_YOUR OBJECTIVE_:
Return each line holding the string "Leverage".

--------------------------------------------------

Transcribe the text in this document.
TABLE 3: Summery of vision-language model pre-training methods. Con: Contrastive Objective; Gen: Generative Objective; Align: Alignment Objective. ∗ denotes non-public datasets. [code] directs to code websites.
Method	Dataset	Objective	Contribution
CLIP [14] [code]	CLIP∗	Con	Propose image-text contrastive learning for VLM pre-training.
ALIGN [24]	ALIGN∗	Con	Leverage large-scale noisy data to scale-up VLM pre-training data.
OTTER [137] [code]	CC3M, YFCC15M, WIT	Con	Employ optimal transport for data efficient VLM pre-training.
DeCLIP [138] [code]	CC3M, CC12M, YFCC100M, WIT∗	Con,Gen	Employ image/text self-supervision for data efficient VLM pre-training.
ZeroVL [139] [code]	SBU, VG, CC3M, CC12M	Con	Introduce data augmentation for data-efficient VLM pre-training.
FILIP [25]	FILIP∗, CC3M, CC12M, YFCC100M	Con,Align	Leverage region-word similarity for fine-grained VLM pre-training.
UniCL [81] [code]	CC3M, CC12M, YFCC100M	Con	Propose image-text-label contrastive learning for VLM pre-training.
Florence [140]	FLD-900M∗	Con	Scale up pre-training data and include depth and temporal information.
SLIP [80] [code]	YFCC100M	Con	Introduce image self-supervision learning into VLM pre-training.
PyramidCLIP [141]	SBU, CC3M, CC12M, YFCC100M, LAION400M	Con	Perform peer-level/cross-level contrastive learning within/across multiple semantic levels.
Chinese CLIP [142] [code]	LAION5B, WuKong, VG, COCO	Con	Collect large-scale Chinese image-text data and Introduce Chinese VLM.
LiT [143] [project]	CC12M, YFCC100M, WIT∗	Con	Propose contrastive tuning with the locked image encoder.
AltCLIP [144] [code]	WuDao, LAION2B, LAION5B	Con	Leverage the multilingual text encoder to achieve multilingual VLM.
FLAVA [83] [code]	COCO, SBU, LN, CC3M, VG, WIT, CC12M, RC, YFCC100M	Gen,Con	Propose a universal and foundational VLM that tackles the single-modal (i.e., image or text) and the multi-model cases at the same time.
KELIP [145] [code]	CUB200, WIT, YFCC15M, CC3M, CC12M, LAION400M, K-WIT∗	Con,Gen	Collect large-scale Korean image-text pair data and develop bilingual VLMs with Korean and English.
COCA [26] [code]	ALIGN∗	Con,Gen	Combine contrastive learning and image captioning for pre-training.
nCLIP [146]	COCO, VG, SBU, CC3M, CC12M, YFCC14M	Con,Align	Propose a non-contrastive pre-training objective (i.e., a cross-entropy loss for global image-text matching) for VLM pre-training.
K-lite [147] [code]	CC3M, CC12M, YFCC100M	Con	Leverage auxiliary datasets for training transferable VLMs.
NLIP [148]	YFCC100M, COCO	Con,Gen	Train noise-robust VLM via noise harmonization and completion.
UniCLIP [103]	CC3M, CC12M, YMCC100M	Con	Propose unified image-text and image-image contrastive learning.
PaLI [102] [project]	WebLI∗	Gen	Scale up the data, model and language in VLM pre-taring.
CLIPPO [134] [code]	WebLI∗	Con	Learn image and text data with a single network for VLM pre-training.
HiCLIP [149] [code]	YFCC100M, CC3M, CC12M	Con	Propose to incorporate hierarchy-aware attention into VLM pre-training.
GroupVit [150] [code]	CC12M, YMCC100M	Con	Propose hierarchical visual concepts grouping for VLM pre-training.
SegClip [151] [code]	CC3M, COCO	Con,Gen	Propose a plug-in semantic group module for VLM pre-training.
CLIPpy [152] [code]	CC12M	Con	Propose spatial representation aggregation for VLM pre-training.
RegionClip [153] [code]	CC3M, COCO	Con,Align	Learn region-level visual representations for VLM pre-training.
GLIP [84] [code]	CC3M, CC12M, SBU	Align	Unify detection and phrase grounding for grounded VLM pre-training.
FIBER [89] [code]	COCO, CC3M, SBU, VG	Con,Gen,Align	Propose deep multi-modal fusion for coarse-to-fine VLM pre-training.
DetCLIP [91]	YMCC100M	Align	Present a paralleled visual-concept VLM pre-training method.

--------------------------------------------------

_SOLUTION_:
ALIGN [24]	ALIGN∗	Con	Leverage large-scale noisy data to scale-up VLM pre-training data.
FILIP [25]	FILIP∗, CC3M, CC12M, YFCC100M	Con,Align	Leverage region-word similarity for fine-grained VLM pre-training.
AltCLIP [144] [code]	WuDao, LAION2B, LAION5B	Con	Leverage the multilingual text encoder to achieve multilingual VLM.
K-lite [147] [code]	CC3M, CC12M, YFCC100M	Con	Leverage auxiliary datasets for training transferable VLMs.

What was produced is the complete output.